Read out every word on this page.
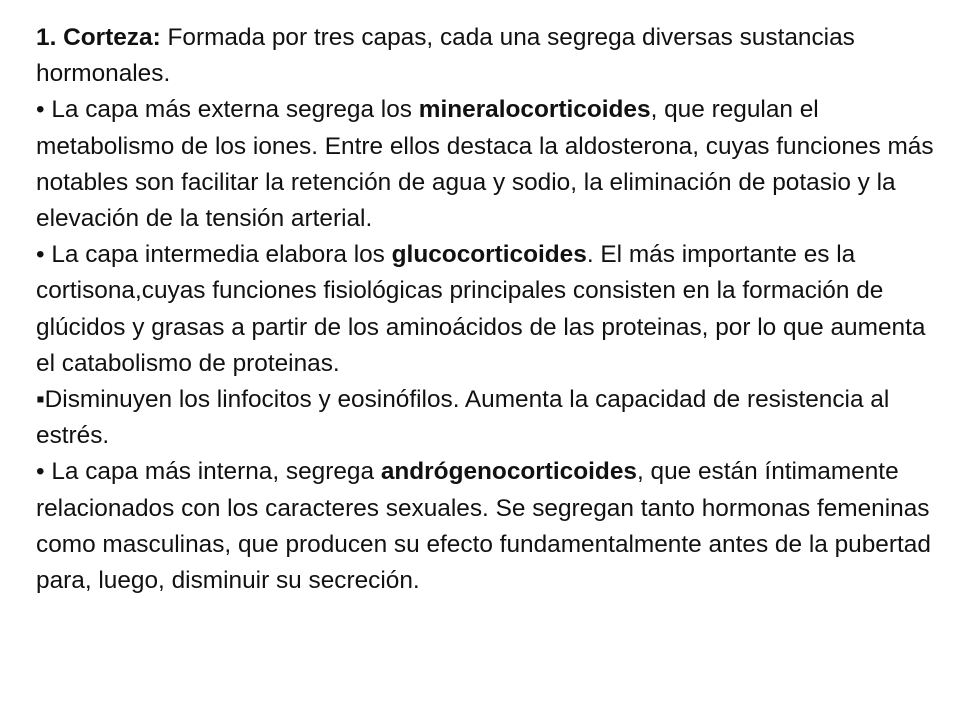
1. Corteza: Formada por tres capas, cada una segrega diversas sustancias hormonales.

• La capa más externa segrega los mineralocorticoides, que regulan el metabolismo de los iones. Entre ellos destaca la aldosterona, cuyas funciones más notables son facilitar la retención de agua y sodio, la eliminación de potasio y la elevación de la tensión arterial.

• La capa intermedia elabora los glucocorticoides. El más importante es la cortisona,cuyas funciones fisiológicas principales consisten en la formación de glúcidos y grasas a partir de los aminoácidos de las proteinas, por lo que aumenta el catabolismo de proteinas.

▪Disminuyen los linfocitos y eosinófilos. Aumenta la capacidad de resistencia al estrés.

• La capa más interna, segrega andrógenocorticoides, que están íntimamente relacionados con los caracteres sexuales. Se segregan tanto hormonas femeninas como masculinas, que producen su efecto fundamentalmente antes de la pubertad para, luego, disminuir su secreción.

::::

> [TASK GOAL]: The pictures are not wanted, but every line of the listing should be duplicated exactly.

> [WRITTEN ANSWER]:
Read out every word on this page.
1. Corteza: Formada por tres capas, cada una segrega diversas sustancias hormonales.

• La capa más externa segrega los mineralocorticoides, que regulan el metabolismo de los iones. Entre ellos destaca la aldosterona, cuyas funciones más notables son facilitar la retención de agua y sodio, la eliminación de potasio y la elevación de la tensión arterial.

• La capa intermedia elabora los glucocorticoides. El más importante es la cortisona,cuyas funciones fisiológicas principales consisten en la formación de glúcidos y grasas a partir de los aminoácidos de las proteinas, por lo que aumenta el catabolismo de proteinas.

▪Disminuyen los linfocitos y eosinófilos. Aumenta la capacidad de resistencia al estrés.

• La capa más interna, segrega andrógenocorticoides, que están íntimamente relacionados con los caracteres sexuales. Se segregan tanto hormonas femeninas como masculinas, que producen su efecto fundamentalmente antes de la pubertad para, luego, disminuir su secreción.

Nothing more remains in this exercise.